++++ Supplied material
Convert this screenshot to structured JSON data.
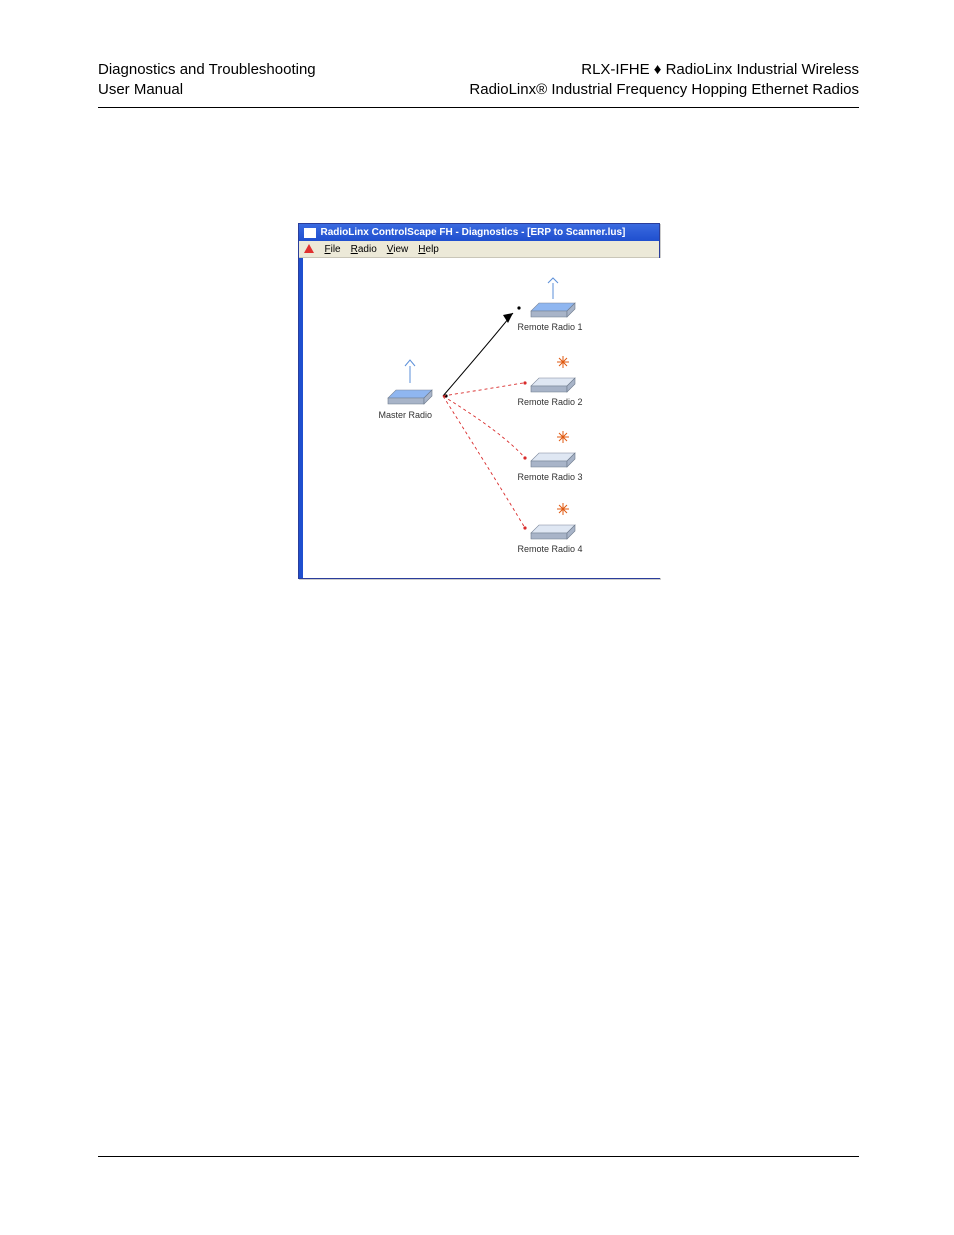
{
  "header": {
    "left_line1": "Diagnostics and Troubleshooting",
    "left_line2": "User Manual",
    "right_line1": "RLX-IFHE ♦ RadioLinx Industrial Wireless",
    "right_line2": "RadioLinx® Industrial Frequency Hopping Ethernet Radios"
  },
  "app_window": {
    "title": "RadioLinx ControlScape FH - Diagnostics - [ERP to Scanner.lus]",
    "menus": {
      "file": "File",
      "radio": "Radio",
      "view": "View",
      "help": "Help"
    },
    "nodes": {
      "master": "Master Radio",
      "remote1": "Remote Radio 1",
      "remote2": "Remote Radio 2",
      "remote3": "Remote Radio 3",
      "remote4": "Remote Radio 4"
    }
  }
}
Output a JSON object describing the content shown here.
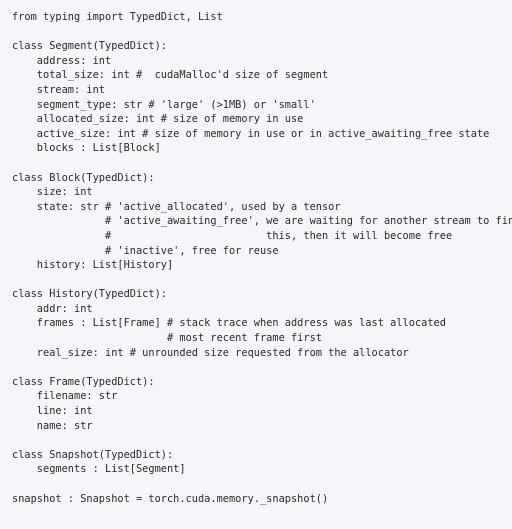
++++++++
- [Set task] Gather from the records above every line containing the string "Remote".

- [Written reply]
      "remote1": "Remote Radio 1",
      "remote2": "Remote Radio 2",
      "remote3": "Remote Radio 3",
      "remote4": "Remote Radio 4"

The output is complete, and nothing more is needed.